__WHAT THE EXERCISE ASKS__: In the listing below, identify each line with the word "Average" and return those lines.

# START OF SUPPLIED MATERIAL

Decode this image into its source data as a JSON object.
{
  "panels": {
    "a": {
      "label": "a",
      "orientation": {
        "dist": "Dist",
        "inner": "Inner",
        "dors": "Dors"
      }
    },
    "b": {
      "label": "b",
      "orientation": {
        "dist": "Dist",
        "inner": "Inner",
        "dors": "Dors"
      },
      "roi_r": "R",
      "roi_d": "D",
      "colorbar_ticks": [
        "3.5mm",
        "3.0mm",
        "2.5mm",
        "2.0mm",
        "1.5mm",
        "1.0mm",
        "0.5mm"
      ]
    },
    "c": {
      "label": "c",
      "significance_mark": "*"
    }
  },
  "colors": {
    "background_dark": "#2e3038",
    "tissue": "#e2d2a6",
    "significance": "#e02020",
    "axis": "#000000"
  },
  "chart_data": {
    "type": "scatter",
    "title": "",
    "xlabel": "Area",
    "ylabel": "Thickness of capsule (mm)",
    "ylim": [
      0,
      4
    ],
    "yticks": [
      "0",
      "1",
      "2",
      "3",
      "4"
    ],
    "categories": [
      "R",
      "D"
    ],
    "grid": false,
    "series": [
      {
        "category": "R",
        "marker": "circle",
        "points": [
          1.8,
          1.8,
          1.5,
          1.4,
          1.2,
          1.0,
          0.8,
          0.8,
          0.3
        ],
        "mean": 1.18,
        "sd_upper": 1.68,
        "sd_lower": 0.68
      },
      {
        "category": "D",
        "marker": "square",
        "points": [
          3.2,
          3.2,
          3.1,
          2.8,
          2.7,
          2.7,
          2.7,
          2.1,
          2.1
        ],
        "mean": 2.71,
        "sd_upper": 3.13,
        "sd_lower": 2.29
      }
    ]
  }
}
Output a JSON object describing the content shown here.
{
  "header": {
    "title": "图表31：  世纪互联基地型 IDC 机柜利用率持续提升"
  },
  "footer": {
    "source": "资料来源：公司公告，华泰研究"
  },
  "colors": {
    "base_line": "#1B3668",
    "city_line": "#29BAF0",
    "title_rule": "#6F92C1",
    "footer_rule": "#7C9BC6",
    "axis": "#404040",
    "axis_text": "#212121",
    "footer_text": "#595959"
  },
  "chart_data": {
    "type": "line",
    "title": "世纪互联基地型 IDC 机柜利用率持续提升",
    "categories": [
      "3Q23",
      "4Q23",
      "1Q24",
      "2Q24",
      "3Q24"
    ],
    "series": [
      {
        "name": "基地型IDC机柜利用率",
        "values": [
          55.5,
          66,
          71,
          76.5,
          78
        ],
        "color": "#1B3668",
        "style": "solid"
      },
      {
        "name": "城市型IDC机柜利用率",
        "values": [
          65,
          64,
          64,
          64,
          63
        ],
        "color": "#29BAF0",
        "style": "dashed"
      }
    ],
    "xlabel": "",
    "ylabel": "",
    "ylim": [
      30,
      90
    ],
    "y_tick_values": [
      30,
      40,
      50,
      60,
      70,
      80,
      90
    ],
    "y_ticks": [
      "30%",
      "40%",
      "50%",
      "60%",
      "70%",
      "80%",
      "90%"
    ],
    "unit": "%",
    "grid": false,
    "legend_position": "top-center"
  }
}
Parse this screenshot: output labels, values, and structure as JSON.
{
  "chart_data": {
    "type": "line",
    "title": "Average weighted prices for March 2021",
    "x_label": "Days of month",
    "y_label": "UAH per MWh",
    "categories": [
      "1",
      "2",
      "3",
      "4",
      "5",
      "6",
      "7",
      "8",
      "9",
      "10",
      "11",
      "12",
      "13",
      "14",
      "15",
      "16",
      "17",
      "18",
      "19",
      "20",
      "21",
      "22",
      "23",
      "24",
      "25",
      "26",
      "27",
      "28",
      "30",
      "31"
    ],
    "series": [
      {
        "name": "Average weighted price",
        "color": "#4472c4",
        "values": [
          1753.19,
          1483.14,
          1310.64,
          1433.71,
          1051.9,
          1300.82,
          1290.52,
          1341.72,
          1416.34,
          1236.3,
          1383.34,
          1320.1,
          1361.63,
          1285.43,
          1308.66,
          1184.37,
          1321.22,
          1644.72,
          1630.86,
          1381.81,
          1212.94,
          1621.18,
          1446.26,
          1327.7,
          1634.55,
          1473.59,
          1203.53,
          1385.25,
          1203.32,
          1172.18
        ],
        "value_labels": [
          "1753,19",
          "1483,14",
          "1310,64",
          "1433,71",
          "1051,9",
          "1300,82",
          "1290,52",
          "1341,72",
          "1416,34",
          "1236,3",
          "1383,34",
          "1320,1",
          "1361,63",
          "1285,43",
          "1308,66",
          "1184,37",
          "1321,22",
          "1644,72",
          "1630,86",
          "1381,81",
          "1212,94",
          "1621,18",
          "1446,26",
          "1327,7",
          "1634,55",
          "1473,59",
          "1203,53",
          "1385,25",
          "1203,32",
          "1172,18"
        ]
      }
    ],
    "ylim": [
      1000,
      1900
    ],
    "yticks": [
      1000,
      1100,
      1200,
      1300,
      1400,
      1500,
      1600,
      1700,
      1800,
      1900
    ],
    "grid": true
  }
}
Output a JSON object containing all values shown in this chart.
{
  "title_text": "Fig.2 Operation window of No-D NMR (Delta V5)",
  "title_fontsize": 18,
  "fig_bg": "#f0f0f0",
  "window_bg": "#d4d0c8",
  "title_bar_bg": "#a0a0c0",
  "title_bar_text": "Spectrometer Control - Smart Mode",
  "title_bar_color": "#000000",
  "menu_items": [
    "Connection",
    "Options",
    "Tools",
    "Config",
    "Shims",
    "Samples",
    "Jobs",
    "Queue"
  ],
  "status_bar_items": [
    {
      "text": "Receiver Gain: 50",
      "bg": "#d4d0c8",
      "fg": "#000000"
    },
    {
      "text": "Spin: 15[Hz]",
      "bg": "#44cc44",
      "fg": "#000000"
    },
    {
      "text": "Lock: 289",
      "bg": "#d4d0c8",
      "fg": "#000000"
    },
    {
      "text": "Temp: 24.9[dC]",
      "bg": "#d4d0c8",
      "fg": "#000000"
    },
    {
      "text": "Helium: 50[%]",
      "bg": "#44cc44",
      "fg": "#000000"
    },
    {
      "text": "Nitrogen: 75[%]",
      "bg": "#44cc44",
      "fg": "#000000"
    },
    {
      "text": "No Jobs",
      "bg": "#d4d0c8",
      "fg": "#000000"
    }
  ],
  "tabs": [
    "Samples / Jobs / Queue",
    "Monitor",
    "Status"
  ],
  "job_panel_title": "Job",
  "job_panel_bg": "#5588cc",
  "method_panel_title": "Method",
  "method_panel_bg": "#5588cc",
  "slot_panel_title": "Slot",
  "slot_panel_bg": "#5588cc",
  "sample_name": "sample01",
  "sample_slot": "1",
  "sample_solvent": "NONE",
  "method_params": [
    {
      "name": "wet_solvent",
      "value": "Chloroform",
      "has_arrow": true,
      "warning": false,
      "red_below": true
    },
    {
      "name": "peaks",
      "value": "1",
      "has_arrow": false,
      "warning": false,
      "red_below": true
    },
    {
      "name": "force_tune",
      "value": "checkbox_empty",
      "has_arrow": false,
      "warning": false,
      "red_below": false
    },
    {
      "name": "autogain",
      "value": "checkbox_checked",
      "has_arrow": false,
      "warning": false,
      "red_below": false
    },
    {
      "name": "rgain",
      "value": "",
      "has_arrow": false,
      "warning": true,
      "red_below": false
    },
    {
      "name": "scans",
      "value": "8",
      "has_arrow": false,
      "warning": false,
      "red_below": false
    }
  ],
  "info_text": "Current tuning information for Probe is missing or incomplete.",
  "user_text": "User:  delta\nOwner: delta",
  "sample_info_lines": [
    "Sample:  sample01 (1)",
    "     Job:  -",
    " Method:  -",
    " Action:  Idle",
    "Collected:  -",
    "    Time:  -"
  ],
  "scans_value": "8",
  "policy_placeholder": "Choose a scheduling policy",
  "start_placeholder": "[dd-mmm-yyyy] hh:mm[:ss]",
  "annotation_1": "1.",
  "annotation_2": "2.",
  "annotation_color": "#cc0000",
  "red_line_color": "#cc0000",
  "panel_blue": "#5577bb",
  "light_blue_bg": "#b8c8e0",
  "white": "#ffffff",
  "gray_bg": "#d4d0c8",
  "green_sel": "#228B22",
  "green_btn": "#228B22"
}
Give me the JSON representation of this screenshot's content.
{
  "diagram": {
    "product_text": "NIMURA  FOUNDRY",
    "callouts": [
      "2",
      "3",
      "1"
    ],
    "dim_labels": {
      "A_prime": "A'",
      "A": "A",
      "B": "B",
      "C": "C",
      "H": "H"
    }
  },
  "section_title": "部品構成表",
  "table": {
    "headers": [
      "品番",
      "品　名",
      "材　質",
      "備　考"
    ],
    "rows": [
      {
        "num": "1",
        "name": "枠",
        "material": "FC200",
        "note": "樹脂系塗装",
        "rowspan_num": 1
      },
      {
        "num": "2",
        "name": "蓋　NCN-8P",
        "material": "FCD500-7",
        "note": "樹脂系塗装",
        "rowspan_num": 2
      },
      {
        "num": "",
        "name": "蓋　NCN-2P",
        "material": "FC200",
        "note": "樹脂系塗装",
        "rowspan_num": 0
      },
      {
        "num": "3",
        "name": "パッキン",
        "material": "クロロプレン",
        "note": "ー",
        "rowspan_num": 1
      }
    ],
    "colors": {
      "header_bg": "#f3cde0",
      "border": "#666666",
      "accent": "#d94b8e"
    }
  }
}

# END OF SUPPLIED MATERIAL

__RESULT OF THIS TASK__:
    "title": "Average weighted prices for March 2021",
        "name": "Average weighted price",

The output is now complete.